The problem:
Copy out all lines carrying the word "Settings".

Input rows:
+ + +
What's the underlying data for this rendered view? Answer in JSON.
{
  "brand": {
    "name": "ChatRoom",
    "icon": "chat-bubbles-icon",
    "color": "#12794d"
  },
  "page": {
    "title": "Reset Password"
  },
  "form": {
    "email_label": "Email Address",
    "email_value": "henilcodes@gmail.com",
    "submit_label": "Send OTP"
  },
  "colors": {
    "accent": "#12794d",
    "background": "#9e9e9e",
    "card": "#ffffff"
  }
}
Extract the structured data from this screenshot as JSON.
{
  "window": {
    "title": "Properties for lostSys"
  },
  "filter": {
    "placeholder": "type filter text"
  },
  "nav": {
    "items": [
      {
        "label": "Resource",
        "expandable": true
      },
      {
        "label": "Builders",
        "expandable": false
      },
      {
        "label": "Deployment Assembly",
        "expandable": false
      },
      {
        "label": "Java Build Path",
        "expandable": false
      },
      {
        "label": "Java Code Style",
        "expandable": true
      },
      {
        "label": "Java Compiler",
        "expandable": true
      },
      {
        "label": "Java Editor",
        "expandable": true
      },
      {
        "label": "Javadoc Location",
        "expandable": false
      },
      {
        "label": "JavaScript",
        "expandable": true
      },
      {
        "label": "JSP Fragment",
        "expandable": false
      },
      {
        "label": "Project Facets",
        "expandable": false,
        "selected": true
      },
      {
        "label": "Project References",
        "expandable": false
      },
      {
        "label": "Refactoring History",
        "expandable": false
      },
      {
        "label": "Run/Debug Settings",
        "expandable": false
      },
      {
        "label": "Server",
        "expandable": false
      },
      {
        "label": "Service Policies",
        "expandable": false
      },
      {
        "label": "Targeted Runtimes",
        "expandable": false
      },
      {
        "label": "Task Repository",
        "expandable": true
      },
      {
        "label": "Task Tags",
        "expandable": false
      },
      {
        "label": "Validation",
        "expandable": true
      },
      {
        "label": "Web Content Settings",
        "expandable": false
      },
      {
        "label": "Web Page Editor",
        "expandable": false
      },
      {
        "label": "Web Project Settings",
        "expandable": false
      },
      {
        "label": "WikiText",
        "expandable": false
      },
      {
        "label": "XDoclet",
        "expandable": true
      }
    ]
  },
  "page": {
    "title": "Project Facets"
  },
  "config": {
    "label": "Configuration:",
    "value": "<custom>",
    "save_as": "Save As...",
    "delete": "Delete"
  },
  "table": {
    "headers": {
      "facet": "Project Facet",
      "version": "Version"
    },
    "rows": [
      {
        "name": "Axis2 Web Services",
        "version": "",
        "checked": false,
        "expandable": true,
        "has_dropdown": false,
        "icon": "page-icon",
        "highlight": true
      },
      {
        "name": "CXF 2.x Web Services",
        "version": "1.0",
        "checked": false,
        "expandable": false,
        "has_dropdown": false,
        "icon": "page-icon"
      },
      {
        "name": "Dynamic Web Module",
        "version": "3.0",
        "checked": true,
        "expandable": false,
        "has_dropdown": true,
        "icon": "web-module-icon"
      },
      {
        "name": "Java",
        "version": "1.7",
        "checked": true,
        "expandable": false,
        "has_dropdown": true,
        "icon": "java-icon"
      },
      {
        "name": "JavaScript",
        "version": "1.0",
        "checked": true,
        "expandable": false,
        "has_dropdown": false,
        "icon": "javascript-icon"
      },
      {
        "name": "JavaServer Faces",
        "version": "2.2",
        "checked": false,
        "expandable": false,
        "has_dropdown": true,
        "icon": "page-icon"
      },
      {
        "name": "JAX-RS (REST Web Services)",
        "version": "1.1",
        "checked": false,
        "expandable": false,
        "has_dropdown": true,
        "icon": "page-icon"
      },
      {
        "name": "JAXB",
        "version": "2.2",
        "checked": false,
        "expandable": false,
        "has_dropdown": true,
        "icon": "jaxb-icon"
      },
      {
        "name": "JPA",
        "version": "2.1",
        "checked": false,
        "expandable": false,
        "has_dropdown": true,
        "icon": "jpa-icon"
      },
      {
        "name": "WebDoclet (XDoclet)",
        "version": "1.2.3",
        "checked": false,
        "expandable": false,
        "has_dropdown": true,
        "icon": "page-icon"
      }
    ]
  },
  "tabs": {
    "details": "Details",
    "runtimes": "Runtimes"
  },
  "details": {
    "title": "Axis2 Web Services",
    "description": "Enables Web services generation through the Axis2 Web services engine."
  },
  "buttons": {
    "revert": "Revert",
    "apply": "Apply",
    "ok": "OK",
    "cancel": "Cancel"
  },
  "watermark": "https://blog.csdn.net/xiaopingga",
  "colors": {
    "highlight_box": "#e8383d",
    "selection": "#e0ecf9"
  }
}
+ + +
Result of this exercise:
        "label": "Run/Debug Settings",
        "label": "Web Content Settings",
        "label": "Web Project Settings",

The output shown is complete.